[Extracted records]
----------------------------------------

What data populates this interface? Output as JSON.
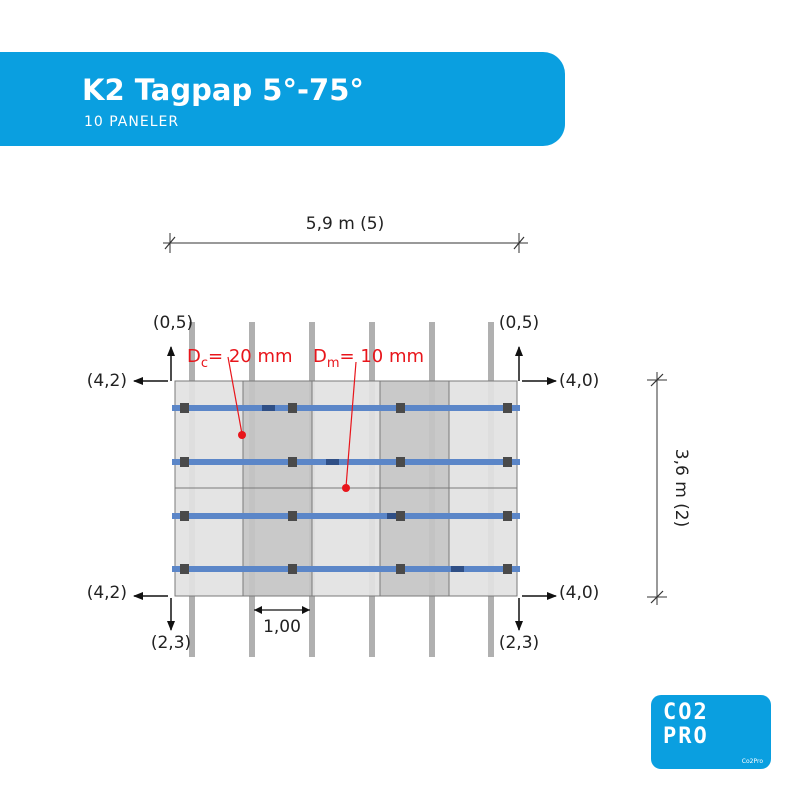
{
  "header": {
    "title": "K2 Tagpap 5°-75°",
    "subtitle": "10 PANELER"
  },
  "dimensions": {
    "width": "5,9 m (5)",
    "height": "3,6 m (2)",
    "spacing": "1,00"
  },
  "deflections": {
    "dc": {
      "symbol": "D",
      "sub": "c",
      "value": "= 20 mm"
    },
    "dm": {
      "symbol": "D",
      "sub": "m",
      "value": "= 10 mm"
    }
  },
  "loads": {
    "top_left": "(0,5)",
    "top_right": "(0,5)",
    "upper_left": "(4,2)",
    "upper_right": "(4,0)",
    "lower_left": "(4,2)",
    "lower_right": "(4,0)",
    "bottom_left": "(2,3)",
    "bottom_right": "(2,3)"
  },
  "logo": {
    "line1": "CO2",
    "line2": "PRO",
    "small": "Co2Pro"
  },
  "colors": {
    "brand_blue": "#0a9fe0",
    "rail_blue": "#5b86c8",
    "highlight_red": "#e8151b",
    "panel_light": "#e2e2e2",
    "panel_dark": "#c4c4c4",
    "support_gray": "#b0b0b0"
  }
}
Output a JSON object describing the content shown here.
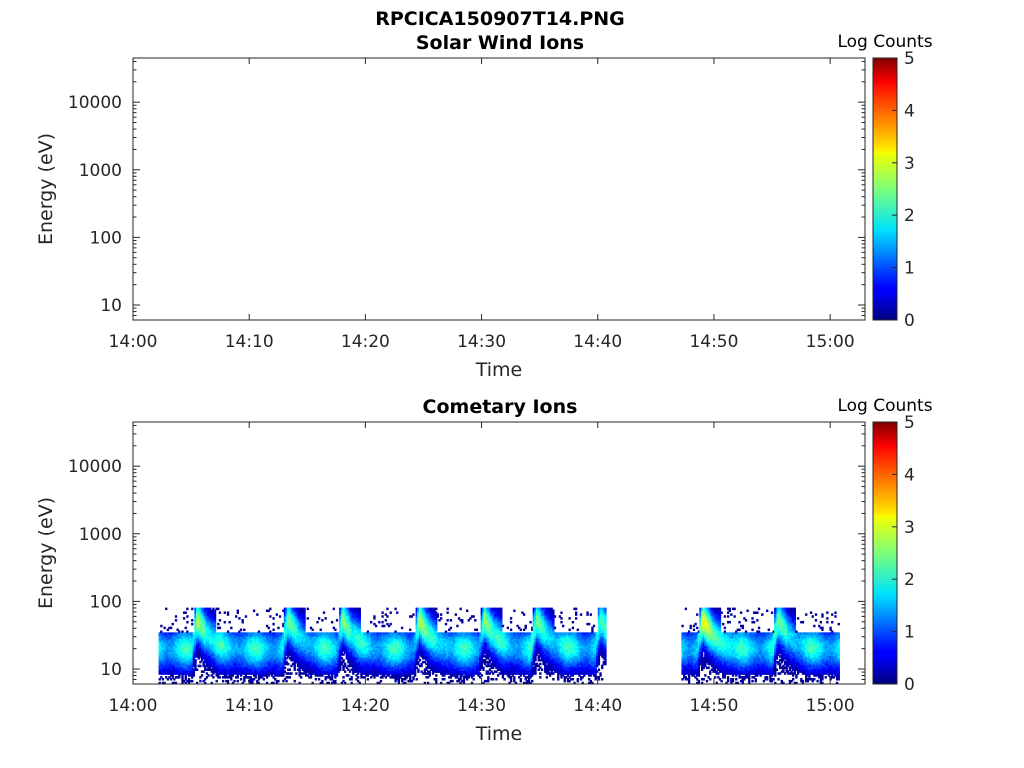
{
  "figure": {
    "title": "RPCICA150907T14.PNG"
  },
  "chart_data": [
    {
      "type": "heatmap",
      "title": "Solar Wind Ions",
      "xlabel": "Time",
      "ylabel": "Energy (eV)",
      "x_ticks": [
        "14:00",
        "14:10",
        "14:20",
        "14:30",
        "14:40",
        "14:50",
        "15:00"
      ],
      "y_ticks": [
        "10",
        "100",
        "1000",
        "10000"
      ],
      "yscale": "log",
      "xlim_minutes": [
        0,
        63
      ],
      "ylim": [
        6,
        45000
      ],
      "colorbar": {
        "label": "Log Counts",
        "ticks": [
          "0",
          "1",
          "2",
          "3",
          "4",
          "5"
        ],
        "range": [
          0,
          5
        ],
        "colormap": "jet"
      },
      "data": []
    },
    {
      "type": "heatmap",
      "title": "Cometary Ions",
      "xlabel": "Time",
      "ylabel": "Energy (eV)",
      "x_ticks": [
        "14:00",
        "14:10",
        "14:20",
        "14:30",
        "14:40",
        "14:50",
        "15:00"
      ],
      "y_ticks": [
        "10",
        "100",
        "1000",
        "10000"
      ],
      "yscale": "log",
      "xlim_minutes": [
        0,
        63
      ],
      "ylim": [
        6,
        45000
      ],
      "colorbar": {
        "label": "Log Counts",
        "ticks": [
          "0",
          "1",
          "2",
          "3",
          "4",
          "5"
        ],
        "range": [
          0,
          5
        ],
        "colormap": "jet"
      },
      "data_segments_minutes": [
        [
          2.2,
          40.6
        ],
        [
          47.2,
          60.7
        ]
      ],
      "energy_extent_eV": [
        6,
        80
      ],
      "peaks": [
        {
          "t_minutes": 5.5,
          "log_counts": 2.5
        },
        {
          "t_minutes": 13.3,
          "log_counts": 2.3
        },
        {
          "t_minutes": 18.0,
          "log_counts": 2.4
        },
        {
          "t_minutes": 24.6,
          "log_counts": 2.6
        },
        {
          "t_minutes": 30.2,
          "log_counts": 2.4
        },
        {
          "t_minutes": 34.7,
          "log_counts": 2.3
        },
        {
          "t_minutes": 40.2,
          "log_counts": 2.1
        },
        {
          "t_minutes": 49.0,
          "log_counts": 3.0
        },
        {
          "t_minutes": 55.5,
          "log_counts": 2.3
        }
      ]
    }
  ]
}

----------------------------------------

## [PROBLEM TO SOLVE]
Restate the data above word for word. Skip every picture.

## [COMPLETE ANSWER]
What data populates this interface? Output as JSON.
{
  "header": {
    "title": "K2 Tagpap 5°-75°",
    "subtitle": "10 PANELER"
  },
  "dimensions": {
    "width": "5,9 m (5)",
    "height": "3,6 m (2)",
    "spacing": "1,00"
  },
  "deflections": {
    "dc": {
      "symbol": "D",
      "sub": "c",
      "value": "= 20 mm"
    },
    "dm": {
      "symbol": "D",
      "sub": "m",
      "value": "= 10 mm"
    }
  },
  "loads": {
    "top_left": "(0,5)",
    "top_right": "(0,5)",
    "upper_left": "(4,2)",
    "upper_right": "(4,0)",
    "lower_left": "(4,2)",
    "lower_right": "(4,0)",
    "bottom_left": "(2,3)",
    "bottom_right": "(2,3)"
  },
  "logo": {
    "line1": "CO2",
    "line2": "PRO",
    "small": "Co2Pro"
  },
  "colors": {
    "brand_blue": "#0a9fe0",
    "rail_blue": "#5b86c8",
    "highlight_red": "#e8151b",
    "panel_light": "#e2e2e2",
    "panel_dark": "#c4c4c4",
    "support_gray": "#b0b0b0"
  }
}
Output a JSON object describing the content shown here.
{
  "figure": {
    "title": "RPCICA150907T14.PNG"
  },
  "chart_data": [
    {
      "type": "heatmap",
      "title": "Solar Wind Ions",
      "xlabel": "Time",
      "ylabel": "Energy (eV)",
      "x_ticks": [
        "14:00",
        "14:10",
        "14:20",
        "14:30",
        "14:40",
        "14:50",
        "15:00"
      ],
      "y_ticks": [
        "10",
        "100",
        "1000",
        "10000"
      ],
      "yscale": "log",
      "xlim_minutes": [
        0,
        63
      ],
      "ylim": [
        6,
        45000
      ],
      "colorbar": {
        "label": "Log Counts",
        "ticks": [
          "0",
          "1",
          "2",
          "3",
          "4",
          "5"
        ],
        "range": [
          0,
          5
        ],
        "colormap": "jet"
      },
      "data": []
    },
    {
      "type": "heatmap",
      "title": "Cometary Ions",
      "xlabel": "Time",
      "ylabel": "Energy (eV)",
      "x_ticks": [
        "14:00",
        "14:10",
        "14:20",
        "14:30",
        "14:40",
        "14:50",
        "15:00"
      ],
      "y_ticks": [
        "10",
        "100",
        "1000",
        "10000"
      ],
      "yscale": "log",
      "xlim_minutes": [
        0,
        63
      ],
      "ylim": [
        6,
        45000
      ],
      "colorbar": {
        "label": "Log Counts",
        "ticks": [
          "0",
          "1",
          "2",
          "3",
          "4",
          "5"
        ],
        "range": [
          0,
          5
        ],
        "colormap": "jet"
      },
      "data_segments_minutes": [
        [
          2.2,
          40.6
        ],
        [
          47.2,
          60.7
        ]
      ],
      "energy_extent_eV": [
        6,
        80
      ],
      "peaks": [
        {
          "t_minutes": 5.5,
          "log_counts": 2.5
        },
        {
          "t_minutes": 13.3,
          "log_counts": 2.3
        },
        {
          "t_minutes": 18.0,
          "log_counts": 2.4
        },
        {
          "t_minutes": 24.6,
          "log_counts": 2.6
        },
        {
          "t_minutes": 30.2,
          "log_counts": 2.4
        },
        {
          "t_minutes": 34.7,
          "log_counts": 2.3
        },
        {
          "t_minutes": 40.2,
          "log_counts": 2.1
        },
        {
          "t_minutes": 49.0,
          "log_counts": 3.0
        },
        {
          "t_minutes": 55.5,
          "log_counts": 2.3
        }
      ]
    }
  ]
}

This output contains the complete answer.